The exercise:
Output the material word for word. Leave each picture out.

Material provided:
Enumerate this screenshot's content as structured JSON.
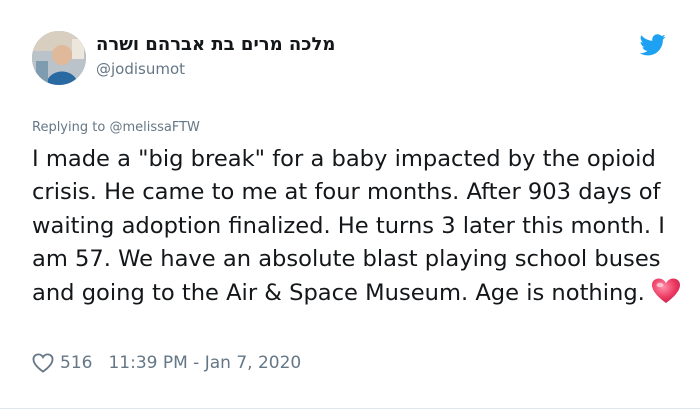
{
  "author": {
    "display_name": "מלכה מרים בת אברהם ושרה",
    "handle": "@jodisumot"
  },
  "reply_context": {
    "prefix": "Replying to",
    "mention": "@melissaFTW"
  },
  "tweet": {
    "text": "I made a \"big break\" for a baby impacted by the opioid crisis. He came to me at four months. After 903 days of waiting adoption finalized. He turns 3 later this month. I am 57. We have an absolute blast playing school buses and going to the Air & Space Museum. Age is nothing."
  },
  "footer": {
    "like_count": "516",
    "timestamp": "11:39 PM - Jan 7, 2020"
  },
  "icons": {
    "brand": "twitter-bird-icon",
    "like": "heart-outline-icon",
    "emoji": "heart-emoji-icon"
  },
  "colors": {
    "twitter_blue": "#1da1f2",
    "secondary_text": "#657786",
    "primary_text": "#14171a",
    "emoji_red": "#e0245e"
  }
}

Solution:
Enumerate this screenshot's content as structured JSON.
{
  "author": {
    "display_name": "מלכה מרים בת אברהם ושרה",
    "handle": "@jodisumot"
  },
  "reply_context": {
    "prefix": "Replying to",
    "mention": "@melissaFTW"
  },
  "tweet": {
    "text": "I made a \"big break\" for a baby impacted by the opioid crisis. He came to me at four months. After 903 days of waiting adoption finalized. He turns 3 later this month. I am 57. We have an absolute blast playing school buses and going to the Air & Space Museum. Age is nothing."
  },
  "footer": {
    "like_count": "516",
    "timestamp": "11:39 PM - Jan 7, 2020"
  },
  "icons": {
    "brand": "twitter-bird-icon",
    "like": "heart-outline-icon",
    "emoji": "heart-emoji-icon"
  },
  "colors": {
    "twitter_blue": "#1da1f2",
    "secondary_text": "#657786",
    "primary_text": "#14171a",
    "emoji_red": "#e0245e"
  }
}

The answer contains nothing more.